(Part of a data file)
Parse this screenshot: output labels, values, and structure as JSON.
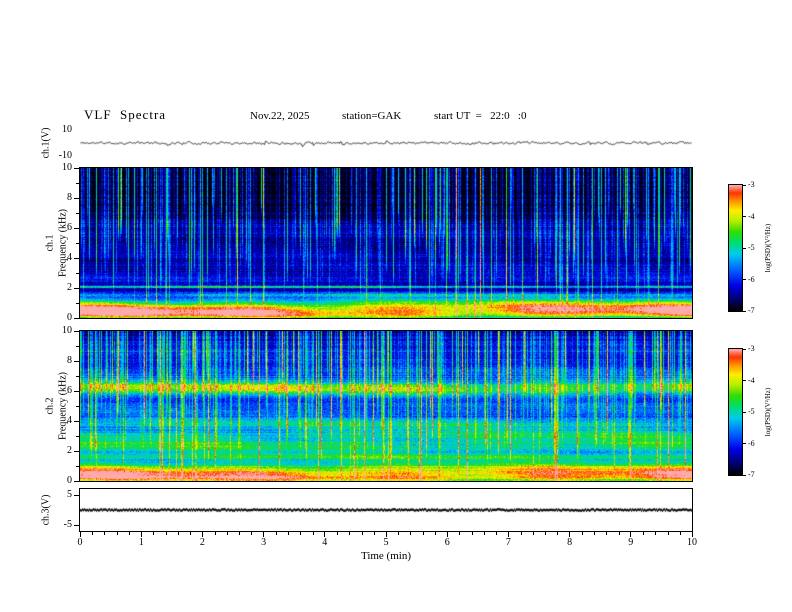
{
  "header": {
    "title": "VLF  Spectra",
    "date": "Nov.22, 2025",
    "station": "station=GAK",
    "start_ut": "start UT  =   22:0   :0"
  },
  "x_axis": {
    "label": "Time  (min)",
    "ticks": [
      "0",
      "1",
      "2",
      "3",
      "4",
      "5",
      "6",
      "7",
      "8",
      "9",
      "10"
    ],
    "range_min": [
      0,
      10
    ]
  },
  "panels": {
    "ch1_wave": {
      "label": "ch.1(V)",
      "yticks": [
        "10",
        "-10"
      ],
      "ylim": [
        -10,
        10
      ]
    },
    "ch1_spec": {
      "channel": "ch.1",
      "axis_label": "Frequency  (kHz)",
      "yticks": [
        "10",
        "8",
        "6",
        "4",
        "2",
        "0"
      ],
      "ylim_khz": [
        0,
        10
      ]
    },
    "ch2_spec": {
      "channel": "ch.2",
      "axis_label": "Frequency  (kHz)",
      "yticks": [
        "10",
        "8",
        "6",
        "4",
        "2",
        "0"
      ],
      "ylim_khz": [
        0,
        10
      ]
    },
    "ch3_wave": {
      "label": "ch.3(V)",
      "yticks": [
        "5",
        "-5"
      ],
      "ylim": [
        -7,
        7
      ]
    }
  },
  "colorbar": {
    "label": "log(PSD)(V²/Hz)",
    "ticks": [
      "-3",
      "-4",
      "-5",
      "-6",
      "-7"
    ],
    "zlim": [
      -7,
      -3
    ]
  },
  "colormap": [
    {
      "t": 0.0,
      "c": "#000000"
    },
    {
      "t": 0.08,
      "c": "#000066"
    },
    {
      "t": 0.2,
      "c": "#0000e6"
    },
    {
      "t": 0.33,
      "c": "#0066ff"
    },
    {
      "t": 0.45,
      "c": "#00ccee"
    },
    {
      "t": 0.55,
      "c": "#00dd66"
    },
    {
      "t": 0.63,
      "c": "#33dd00"
    },
    {
      "t": 0.72,
      "c": "#bbee00"
    },
    {
      "t": 0.8,
      "c": "#ffee00"
    },
    {
      "t": 0.87,
      "c": "#ff9900"
    },
    {
      "t": 0.94,
      "c": "#ff3300"
    },
    {
      "t": 1.0,
      "c": "#ffaaaa"
    }
  ],
  "chart_data": [
    {
      "type": "line",
      "name": "ch.1 time series",
      "ylabel": "ch.1(V)",
      "ylim": [
        -10,
        10
      ],
      "xlim_min": [
        0,
        10
      ],
      "description": "Broadband noise waveform centered on 0 V, typical excursions of a few volts with occasional larger spikes across the full 10 minutes",
      "noise_amplitude_v": 1.6,
      "spike_amplitude_v": 5,
      "spike_probability": 0.02,
      "seed": 11
    },
    {
      "type": "heatmap",
      "name": "ch.1 spectrogram",
      "xlabel": "Time (min)",
      "ylabel": "Frequency (kHz)",
      "xlim_min": [
        0,
        10
      ],
      "ylim_khz": [
        0,
        10
      ],
      "zlabel": "log(PSD)(V²/Hz)",
      "zlim": [
        -7,
        -3
      ],
      "description": "Mostly dark (near -7) above 2 kHz with dense narrow vertical sferic streaks reaching down from 10 kHz; strong horizontal emission bands below 2 kHz (red/yellow/green near 0-1 kHz), a persistent narrow green line near 2 kHz, faint blue banding near 2.5-6 kHz",
      "background_level": -6.7,
      "tilt": -0.03,
      "row_stripe": 0.18,
      "pixel_noise": 0.3,
      "streak_density": 0.55,
      "broadband_density": 0.05,
      "bands": [
        {
          "f": 0.2,
          "w": 0.25,
          "a": 3.0
        },
        {
          "f": 0.6,
          "w": 0.2,
          "a": 2.4
        },
        {
          "f": 1.0,
          "w": 0.2,
          "a": 2.0
        },
        {
          "f": 1.5,
          "w": 0.15,
          "a": 1.4
        },
        {
          "f": 2.05,
          "w": 0.07,
          "a": 1.7
        },
        {
          "f": 2.6,
          "w": 0.25,
          "a": 0.6
        },
        {
          "f": 3.4,
          "w": 0.4,
          "a": 0.45
        },
        {
          "f": 4.4,
          "w": 0.35,
          "a": 0.35
        },
        {
          "f": 5.8,
          "w": 0.6,
          "a": 0.45
        }
      ],
      "seed": 42
    },
    {
      "type": "heatmap",
      "name": "ch.2 spectrogram",
      "xlabel": "Time (min)",
      "ylabel": "Frequency (kHz)",
      "xlim_min": [
        0,
        10
      ],
      "ylim_khz": [
        0,
        10
      ],
      "zlabel": "log(PSD)(V²/Hz)",
      "zlim": [
        -7,
        -3
      ],
      "description": "Overall brighter (blue) background than ch.1; green horizontal bands between 2-4 kHz, a strong yellow-green band near 6-6.5 kHz, bright green/yellow emission below 1 kHz, bluish band near 8-9 kHz, with many vertical sferic streaks throughout",
      "background_level": -6.0,
      "tilt": -0.06,
      "row_stripe": 0.22,
      "pixel_noise": 0.3,
      "streak_density": 0.5,
      "broadband_density": 0.05,
      "bands": [
        {
          "f": 0.2,
          "w": 0.3,
          "a": 2.4
        },
        {
          "f": 0.8,
          "w": 0.3,
          "a": 1.8
        },
        {
          "f": 1.6,
          "w": 0.25,
          "a": 1.2
        },
        {
          "f": 2.3,
          "w": 0.3,
          "a": 1.1
        },
        {
          "f": 3.0,
          "w": 0.35,
          "a": 1.2
        },
        {
          "f": 3.8,
          "w": 0.3,
          "a": 1.0
        },
        {
          "f": 4.8,
          "w": 0.4,
          "a": 0.7
        },
        {
          "f": 6.2,
          "w": 0.35,
          "a": 2.0
        },
        {
          "f": 7.2,
          "w": 0.3,
          "a": 0.6
        },
        {
          "f": 8.6,
          "w": 0.7,
          "a": 0.5
        }
      ],
      "seed": 77
    },
    {
      "type": "line",
      "name": "ch.3 time series",
      "ylabel": "ch.3(V)",
      "ylim": [
        -7,
        7
      ],
      "xlim_min": [
        0,
        10
      ],
      "value": 0,
      "description": "Essentially flat dark trace at 0 V for the whole interval",
      "seed": 5
    }
  ]
}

**DIRECTION**:
State how many lines of the listing hold the string "spectrogram"; reply with the number and nothing else.

**WRITTEN ANSWER**:
2